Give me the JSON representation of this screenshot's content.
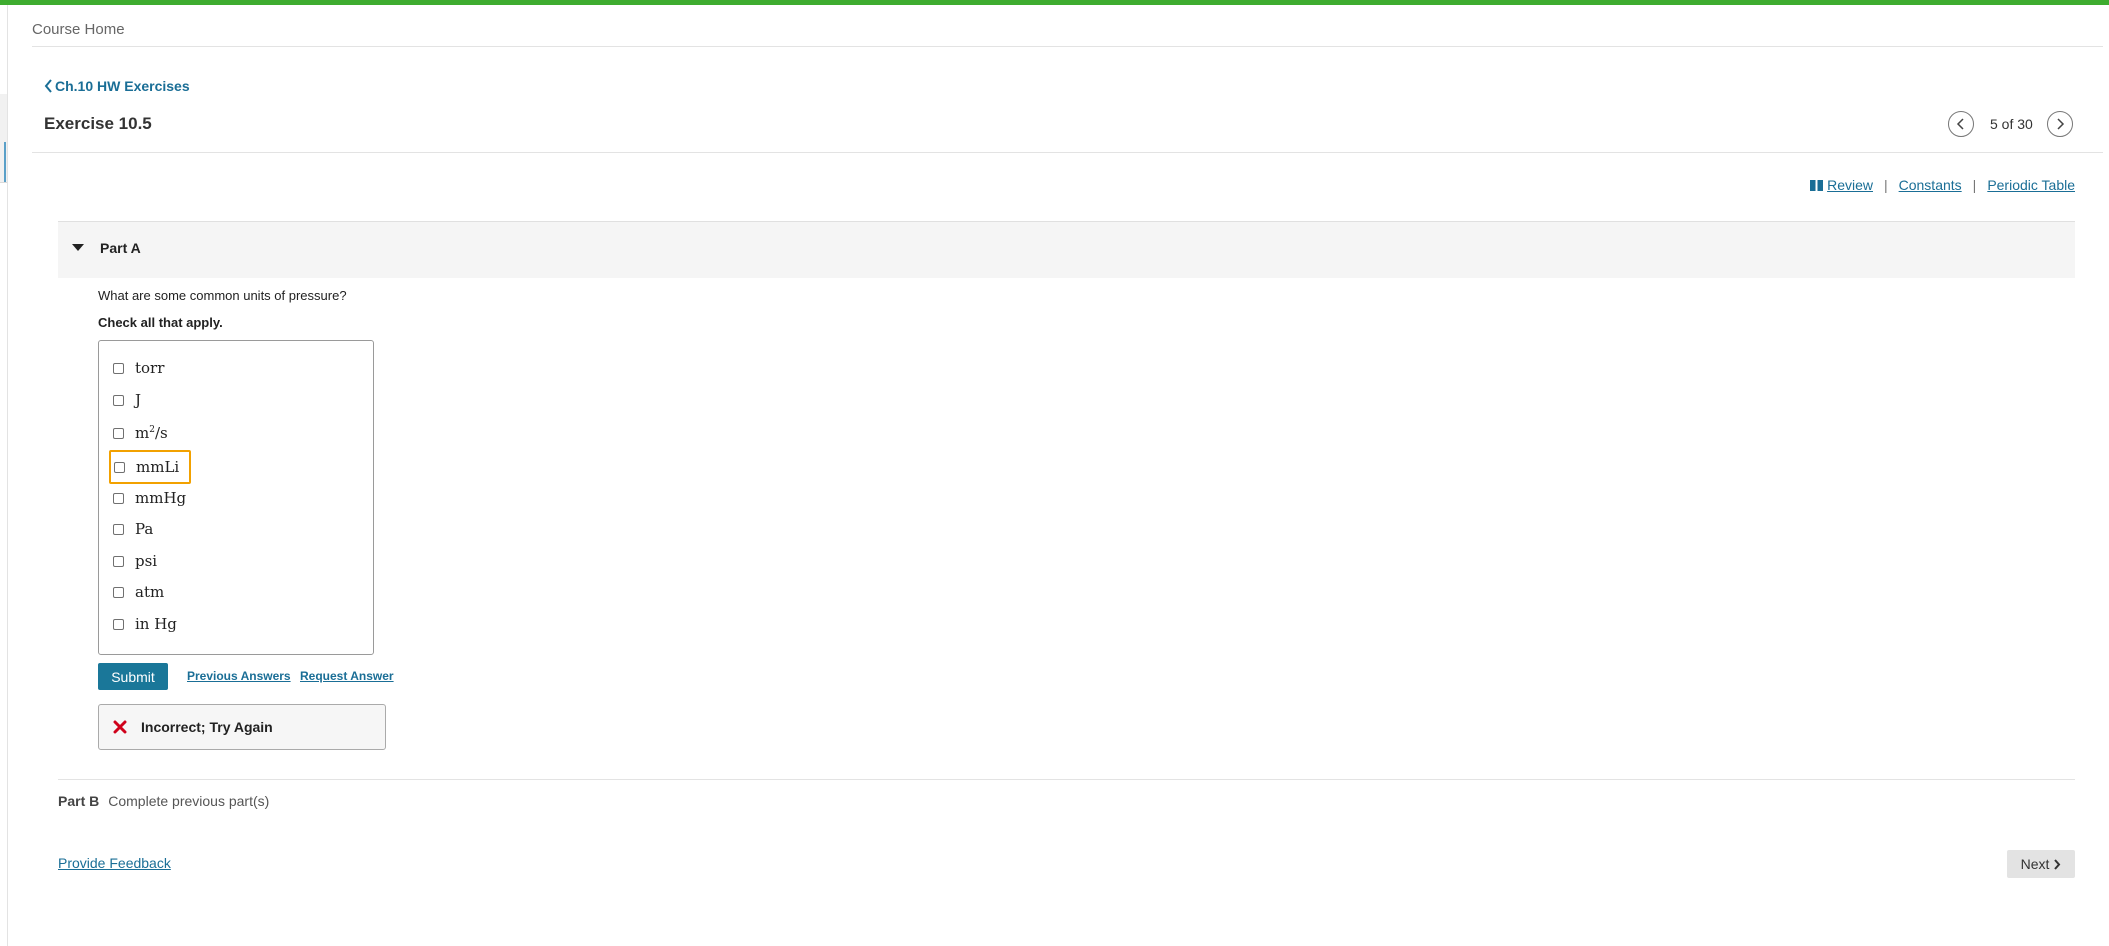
{
  "header": {
    "course_home": "Course Home",
    "back_link": "Ch.10 HW Exercises",
    "exercise_title": "Exercise 10.5",
    "pager": {
      "current": 5,
      "total": 30,
      "text": "5 of 30"
    }
  },
  "resources": {
    "review": "Review",
    "constants": "Constants",
    "periodic_table": "Periodic Table",
    "separator": "|"
  },
  "part_a": {
    "label": "Part A",
    "question": "What are some common units of pressure?",
    "instruction": "Check all that apply.",
    "choices": [
      "torr",
      "J",
      "m",
      "mmLi",
      "mmHg",
      "Pa",
      "psi",
      "atm",
      "in Hg"
    ],
    "choice_m2s_suffix": "/s",
    "choice_m2s_exp": "2",
    "submit_label": "Submit",
    "previous_answers": "Previous Answers",
    "request_answer": "Request Answer",
    "feedback": "Incorrect; Try Again"
  },
  "part_b": {
    "label": "Part B",
    "status": "Complete previous part(s)"
  },
  "footer": {
    "provide_feedback": "Provide Feedback",
    "next": "Next"
  },
  "colors": {
    "top_bar": "#3eac2f",
    "link": "#1a6e96",
    "submit": "#1a7799",
    "error": "#d0021b",
    "focus": "#f2a100"
  },
  "icons": {
    "back": "chevron-left-icon",
    "prev": "chevron-left-icon",
    "next": "chevron-right-icon",
    "review": "book-icon",
    "part_toggle": "caret-down-icon",
    "feedback": "x-mark-icon"
  }
}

------------------------------------------------------------

> **AIM OF THE TASK**: Your copy of the data above should match it exactly, except that pictures are left out.

> **RESPONSE TO THIS EXERCISE**:
Give me the JSON representation of this screenshot's content.
{
  "header": {
    "course_home": "Course Home",
    "back_link": "Ch.10 HW Exercises",
    "exercise_title": "Exercise 10.5",
    "pager": {
      "current": 5,
      "total": 30,
      "text": "5 of 30"
    }
  },
  "resources": {
    "review": "Review",
    "constants": "Constants",
    "periodic_table": "Periodic Table",
    "separator": "|"
  },
  "part_a": {
    "label": "Part A",
    "question": "What are some common units of pressure?",
    "instruction": "Check all that apply.",
    "choices": [
      "torr",
      "J",
      "m",
      "mmLi",
      "mmHg",
      "Pa",
      "psi",
      "atm",
      "in Hg"
    ],
    "choice_m2s_suffix": "/s",
    "choice_m2s_exp": "2",
    "submit_label": "Submit",
    "previous_answers": "Previous Answers",
    "request_answer": "Request Answer",
    "feedback": "Incorrect; Try Again"
  },
  "part_b": {
    "label": "Part B",
    "status": "Complete previous part(s)"
  },
  "footer": {
    "provide_feedback": "Provide Feedback",
    "next": "Next"
  },
  "colors": {
    "top_bar": "#3eac2f",
    "link": "#1a6e96",
    "submit": "#1a7799",
    "error": "#d0021b",
    "focus": "#f2a100"
  },
  "icons": {
    "back": "chevron-left-icon",
    "prev": "chevron-left-icon",
    "next": "chevron-right-icon",
    "review": "book-icon",
    "part_toggle": "caret-down-icon",
    "feedback": "x-mark-icon"
  }
}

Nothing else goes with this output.